Exercise data:
━━━━━━━━━━━━━━━━━━━━

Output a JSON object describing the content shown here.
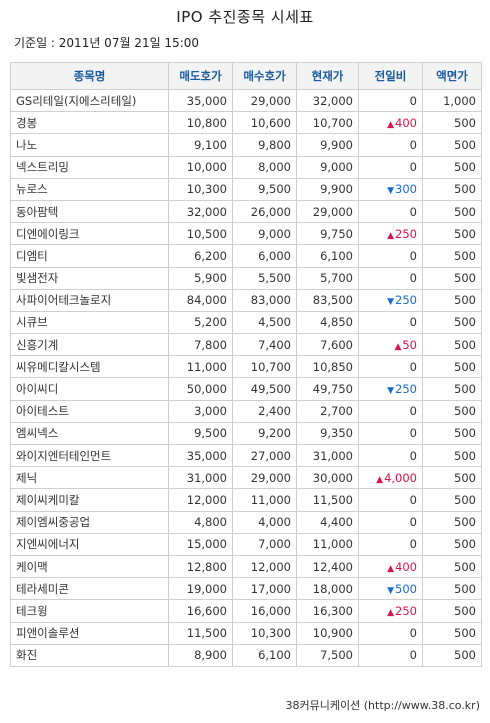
{
  "title": "IPO 추진종목 시세표",
  "basis": "기준일 : 2011년 07월 21일 15:00",
  "headers": [
    "종목명",
    "매도호가",
    "매수호가",
    "현재가",
    "전일비",
    "액면가"
  ],
  "rows": [
    {
      "name": "GS리테일(지에스리테일)",
      "ask": "35,000",
      "bid": "29,000",
      "price": "32,000",
      "dir": "flat",
      "change": "0",
      "par": "1,000"
    },
    {
      "name": "경봉",
      "ask": "10,800",
      "bid": "10,600",
      "price": "10,700",
      "dir": "up",
      "change": "400",
      "par": "500"
    },
    {
      "name": "나노",
      "ask": "9,100",
      "bid": "9,800",
      "price": "9,900",
      "dir": "flat",
      "change": "0",
      "par": "500"
    },
    {
      "name": "넥스트리밍",
      "ask": "10,000",
      "bid": "8,000",
      "price": "9,000",
      "dir": "flat",
      "change": "0",
      "par": "500"
    },
    {
      "name": "뉴로스",
      "ask": "10,300",
      "bid": "9,500",
      "price": "9,900",
      "dir": "down",
      "change": "300",
      "par": "500"
    },
    {
      "name": "동아팜텍",
      "ask": "32,000",
      "bid": "26,000",
      "price": "29,000",
      "dir": "flat",
      "change": "0",
      "par": "500"
    },
    {
      "name": "디엔에이링크",
      "ask": "10,500",
      "bid": "9,000",
      "price": "9,750",
      "dir": "up",
      "change": "250",
      "par": "500"
    },
    {
      "name": "디엠티",
      "ask": "6,200",
      "bid": "6,000",
      "price": "6,100",
      "dir": "flat",
      "change": "0",
      "par": "500"
    },
    {
      "name": "빛샘전자",
      "ask": "5,900",
      "bid": "5,500",
      "price": "5,700",
      "dir": "flat",
      "change": "0",
      "par": "500"
    },
    {
      "name": "사파이어테크놀로지",
      "ask": "84,000",
      "bid": "83,000",
      "price": "83,500",
      "dir": "down",
      "change": "250",
      "par": "500"
    },
    {
      "name": "시큐브",
      "ask": "5,200",
      "bid": "4,500",
      "price": "4,850",
      "dir": "flat",
      "change": "0",
      "par": "500"
    },
    {
      "name": "신흥기계",
      "ask": "7,800",
      "bid": "7,400",
      "price": "7,600",
      "dir": "up",
      "change": "50",
      "par": "500"
    },
    {
      "name": "씨유메디칼시스템",
      "ask": "11,000",
      "bid": "10,700",
      "price": "10,850",
      "dir": "flat",
      "change": "0",
      "par": "500"
    },
    {
      "name": "아이씨디",
      "ask": "50,000",
      "bid": "49,500",
      "price": "49,750",
      "dir": "down",
      "change": "250",
      "par": "500"
    },
    {
      "name": "아이테스트",
      "ask": "3,000",
      "bid": "2,400",
      "price": "2,700",
      "dir": "flat",
      "change": "0",
      "par": "500"
    },
    {
      "name": "엠씨넥스",
      "ask": "9,500",
      "bid": "9,200",
      "price": "9,350",
      "dir": "flat",
      "change": "0",
      "par": "500"
    },
    {
      "name": "와이지엔터테인먼트",
      "ask": "35,000",
      "bid": "27,000",
      "price": "31,000",
      "dir": "flat",
      "change": "0",
      "par": "500"
    },
    {
      "name": "제닉",
      "ask": "31,000",
      "bid": "29,000",
      "price": "30,000",
      "dir": "up",
      "change": "4,000",
      "par": "500"
    },
    {
      "name": "제이씨케미칼",
      "ask": "12,000",
      "bid": "11,000",
      "price": "11,500",
      "dir": "flat",
      "change": "0",
      "par": "500"
    },
    {
      "name": "제이엠씨중공업",
      "ask": "4,800",
      "bid": "4,000",
      "price": "4,400",
      "dir": "flat",
      "change": "0",
      "par": "500"
    },
    {
      "name": "지엔씨에너지",
      "ask": "15,000",
      "bid": "7,000",
      "price": "11,000",
      "dir": "flat",
      "change": "0",
      "par": "500"
    },
    {
      "name": "케이맥",
      "ask": "12,800",
      "bid": "12,000",
      "price": "12,400",
      "dir": "up",
      "change": "400",
      "par": "500"
    },
    {
      "name": "테라세미콘",
      "ask": "19,000",
      "bid": "17,000",
      "price": "18,000",
      "dir": "down",
      "change": "500",
      "par": "500"
    },
    {
      "name": "테크윙",
      "ask": "16,600",
      "bid": "16,000",
      "price": "16,300",
      "dir": "up",
      "change": "250",
      "par": "500"
    },
    {
      "name": "피앤이솔루션",
      "ask": "11,500",
      "bid": "10,300",
      "price": "10,900",
      "dir": "flat",
      "change": "0",
      "par": "500"
    },
    {
      "name": "화진",
      "ask": "8,900",
      "bid": "6,100",
      "price": "7,500",
      "dir": "flat",
      "change": "0",
      "par": "500"
    }
  ],
  "arrows": {
    "up": "▲",
    "down": "▼"
  },
  "colors": {
    "up": "#d9144c",
    "down": "#1a6ccf",
    "header_text": "#1a5aa0"
  },
  "footer": "38커뮤니케이션 (http://www.38.co.kr)"
}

━━━━━━━━━━━━━━━━━━━━

Give back every line exactly as it stands, pictures excluded.

Response:
Output a JSON object describing the content shown here.
{
  "title": "IPO 추진종목 시세표",
  "basis": "기준일 : 2011년 07월 21일 15:00",
  "headers": [
    "종목명",
    "매도호가",
    "매수호가",
    "현재가",
    "전일비",
    "액면가"
  ],
  "rows": [
    {
      "name": "GS리테일(지에스리테일)",
      "ask": "35,000",
      "bid": "29,000",
      "price": "32,000",
      "dir": "flat",
      "change": "0",
      "par": "1,000"
    },
    {
      "name": "경봉",
      "ask": "10,800",
      "bid": "10,600",
      "price": "10,700",
      "dir": "up",
      "change": "400",
      "par": "500"
    },
    {
      "name": "나노",
      "ask": "9,100",
      "bid": "9,800",
      "price": "9,900",
      "dir": "flat",
      "change": "0",
      "par": "500"
    },
    {
      "name": "넥스트리밍",
      "ask": "10,000",
      "bid": "8,000",
      "price": "9,000",
      "dir": "flat",
      "change": "0",
      "par": "500"
    },
    {
      "name": "뉴로스",
      "ask": "10,300",
      "bid": "9,500",
      "price": "9,900",
      "dir": "down",
      "change": "300",
      "par": "500"
    },
    {
      "name": "동아팜텍",
      "ask": "32,000",
      "bid": "26,000",
      "price": "29,000",
      "dir": "flat",
      "change": "0",
      "par": "500"
    },
    {
      "name": "디엔에이링크",
      "ask": "10,500",
      "bid": "9,000",
      "price": "9,750",
      "dir": "up",
      "change": "250",
      "par": "500"
    },
    {
      "name": "디엠티",
      "ask": "6,200",
      "bid": "6,000",
      "price": "6,100",
      "dir": "flat",
      "change": "0",
      "par": "500"
    },
    {
      "name": "빛샘전자",
      "ask": "5,900",
      "bid": "5,500",
      "price": "5,700",
      "dir": "flat",
      "change": "0",
      "par": "500"
    },
    {
      "name": "사파이어테크놀로지",
      "ask": "84,000",
      "bid": "83,000",
      "price": "83,500",
      "dir": "down",
      "change": "250",
      "par": "500"
    },
    {
      "name": "시큐브",
      "ask": "5,200",
      "bid": "4,500",
      "price": "4,850",
      "dir": "flat",
      "change": "0",
      "par": "500"
    },
    {
      "name": "신흥기계",
      "ask": "7,800",
      "bid": "7,400",
      "price": "7,600",
      "dir": "up",
      "change": "50",
      "par": "500"
    },
    {
      "name": "씨유메디칼시스템",
      "ask": "11,000",
      "bid": "10,700",
      "price": "10,850",
      "dir": "flat",
      "change": "0",
      "par": "500"
    },
    {
      "name": "아이씨디",
      "ask": "50,000",
      "bid": "49,500",
      "price": "49,750",
      "dir": "down",
      "change": "250",
      "par": "500"
    },
    {
      "name": "아이테스트",
      "ask": "3,000",
      "bid": "2,400",
      "price": "2,700",
      "dir": "flat",
      "change": "0",
      "par": "500"
    },
    {
      "name": "엠씨넥스",
      "ask": "9,500",
      "bid": "9,200",
      "price": "9,350",
      "dir": "flat",
      "change": "0",
      "par": "500"
    },
    {
      "name": "와이지엔터테인먼트",
      "ask": "35,000",
      "bid": "27,000",
      "price": "31,000",
      "dir": "flat",
      "change": "0",
      "par": "500"
    },
    {
      "name": "제닉",
      "ask": "31,000",
      "bid": "29,000",
      "price": "30,000",
      "dir": "up",
      "change": "4,000",
      "par": "500"
    },
    {
      "name": "제이씨케미칼",
      "ask": "12,000",
      "bid": "11,000",
      "price": "11,500",
      "dir": "flat",
      "change": "0",
      "par": "500"
    },
    {
      "name": "제이엠씨중공업",
      "ask": "4,800",
      "bid": "4,000",
      "price": "4,400",
      "dir": "flat",
      "change": "0",
      "par": "500"
    },
    {
      "name": "지엔씨에너지",
      "ask": "15,000",
      "bid": "7,000",
      "price": "11,000",
      "dir": "flat",
      "change": "0",
      "par": "500"
    },
    {
      "name": "케이맥",
      "ask": "12,800",
      "bid": "12,000",
      "price": "12,400",
      "dir": "up",
      "change": "400",
      "par": "500"
    },
    {
      "name": "테라세미콘",
      "ask": "19,000",
      "bid": "17,000",
      "price": "18,000",
      "dir": "down",
      "change": "500",
      "par": "500"
    },
    {
      "name": "테크윙",
      "ask": "16,600",
      "bid": "16,000",
      "price": "16,300",
      "dir": "up",
      "change": "250",
      "par": "500"
    },
    {
      "name": "피앤이솔루션",
      "ask": "11,500",
      "bid": "10,300",
      "price": "10,900",
      "dir": "flat",
      "change": "0",
      "par": "500"
    },
    {
      "name": "화진",
      "ask": "8,900",
      "bid": "6,100",
      "price": "7,500",
      "dir": "flat",
      "change": "0",
      "par": "500"
    }
  ],
  "arrows": {
    "up": "▲",
    "down": "▼"
  },
  "colors": {
    "up": "#d9144c",
    "down": "#1a6ccf",
    "header_text": "#1a5aa0"
  },
  "footer": "38커뮤니케이션 (http://www.38.co.kr)"
}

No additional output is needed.